**Problem requirements**
Within the records below, find each line that holds the string "quam", then copy it.
##### Data provided
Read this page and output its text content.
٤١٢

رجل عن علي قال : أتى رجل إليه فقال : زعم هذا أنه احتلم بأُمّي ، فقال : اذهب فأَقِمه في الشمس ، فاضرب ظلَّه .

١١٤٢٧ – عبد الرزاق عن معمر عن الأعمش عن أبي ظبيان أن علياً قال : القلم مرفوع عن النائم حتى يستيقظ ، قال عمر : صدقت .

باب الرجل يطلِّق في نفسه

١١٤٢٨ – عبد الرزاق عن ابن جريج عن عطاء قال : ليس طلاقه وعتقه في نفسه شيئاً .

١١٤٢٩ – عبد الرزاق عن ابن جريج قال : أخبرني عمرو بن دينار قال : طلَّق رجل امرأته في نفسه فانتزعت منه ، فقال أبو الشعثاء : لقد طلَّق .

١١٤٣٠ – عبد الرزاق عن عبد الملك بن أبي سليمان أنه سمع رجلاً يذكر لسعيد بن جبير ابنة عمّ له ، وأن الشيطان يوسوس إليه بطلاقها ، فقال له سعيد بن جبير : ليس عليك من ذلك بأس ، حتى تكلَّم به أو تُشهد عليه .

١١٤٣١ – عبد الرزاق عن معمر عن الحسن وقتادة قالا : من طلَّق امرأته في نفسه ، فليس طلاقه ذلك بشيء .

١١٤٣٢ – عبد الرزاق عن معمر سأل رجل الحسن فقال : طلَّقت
##########
##### Data provided
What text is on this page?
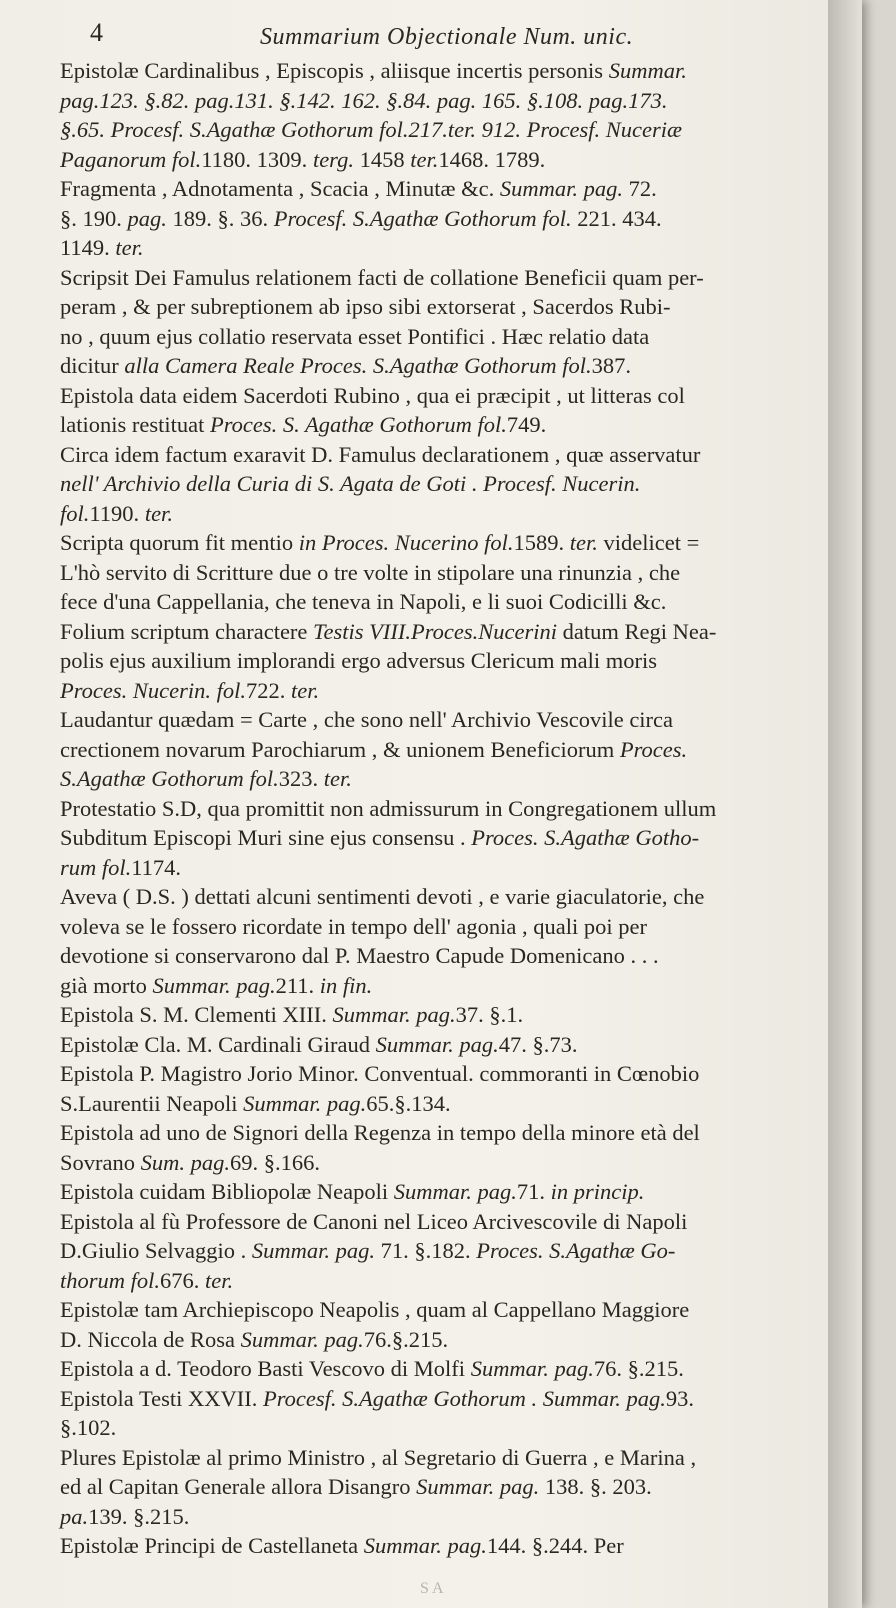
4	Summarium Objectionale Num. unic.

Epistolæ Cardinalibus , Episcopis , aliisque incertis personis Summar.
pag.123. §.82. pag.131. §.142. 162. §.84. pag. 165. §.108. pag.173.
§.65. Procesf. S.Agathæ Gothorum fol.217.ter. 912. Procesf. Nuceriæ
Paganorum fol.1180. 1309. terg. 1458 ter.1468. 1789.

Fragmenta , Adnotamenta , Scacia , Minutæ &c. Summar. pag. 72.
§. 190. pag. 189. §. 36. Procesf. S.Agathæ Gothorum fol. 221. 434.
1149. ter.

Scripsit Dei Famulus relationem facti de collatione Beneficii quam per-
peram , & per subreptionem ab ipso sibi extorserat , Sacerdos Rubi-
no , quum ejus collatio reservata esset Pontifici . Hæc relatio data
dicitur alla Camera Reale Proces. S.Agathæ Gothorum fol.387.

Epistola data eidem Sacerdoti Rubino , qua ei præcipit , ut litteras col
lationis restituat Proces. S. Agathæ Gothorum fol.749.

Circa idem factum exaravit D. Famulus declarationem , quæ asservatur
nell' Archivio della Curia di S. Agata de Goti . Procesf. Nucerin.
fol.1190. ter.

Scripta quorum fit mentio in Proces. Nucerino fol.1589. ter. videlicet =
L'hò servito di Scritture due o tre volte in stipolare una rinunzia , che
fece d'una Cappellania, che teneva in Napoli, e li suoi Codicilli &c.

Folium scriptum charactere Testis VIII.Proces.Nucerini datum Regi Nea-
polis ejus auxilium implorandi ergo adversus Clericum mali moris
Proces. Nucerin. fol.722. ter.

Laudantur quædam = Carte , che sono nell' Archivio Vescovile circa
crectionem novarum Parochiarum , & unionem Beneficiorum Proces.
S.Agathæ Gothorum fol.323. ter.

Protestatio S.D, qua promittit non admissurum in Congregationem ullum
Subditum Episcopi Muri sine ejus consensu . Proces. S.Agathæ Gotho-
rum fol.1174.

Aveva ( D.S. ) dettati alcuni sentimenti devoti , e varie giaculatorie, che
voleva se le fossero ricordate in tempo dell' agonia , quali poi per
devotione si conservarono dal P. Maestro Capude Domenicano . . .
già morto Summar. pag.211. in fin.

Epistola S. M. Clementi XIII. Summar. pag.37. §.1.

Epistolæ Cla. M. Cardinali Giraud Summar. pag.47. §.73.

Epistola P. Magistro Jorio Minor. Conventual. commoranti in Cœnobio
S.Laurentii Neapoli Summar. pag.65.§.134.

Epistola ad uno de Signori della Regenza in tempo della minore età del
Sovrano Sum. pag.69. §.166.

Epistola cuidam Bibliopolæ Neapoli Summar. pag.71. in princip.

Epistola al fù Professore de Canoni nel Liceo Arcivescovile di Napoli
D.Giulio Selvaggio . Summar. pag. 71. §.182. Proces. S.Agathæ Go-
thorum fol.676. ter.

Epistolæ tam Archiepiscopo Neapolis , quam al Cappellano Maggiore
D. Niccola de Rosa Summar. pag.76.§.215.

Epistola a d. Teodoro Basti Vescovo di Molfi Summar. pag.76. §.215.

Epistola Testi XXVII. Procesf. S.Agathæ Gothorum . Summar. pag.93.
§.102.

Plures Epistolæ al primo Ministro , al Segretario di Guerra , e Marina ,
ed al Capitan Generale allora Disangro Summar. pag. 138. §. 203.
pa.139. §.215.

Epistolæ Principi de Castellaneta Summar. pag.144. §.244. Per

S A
##########
**The solution**
Scripsit Dei Famulus relationem facti de collatione Beneficii quam per-
Epistolæ tam Archiepiscopo Neapolis , quam al Cappellano Maggiore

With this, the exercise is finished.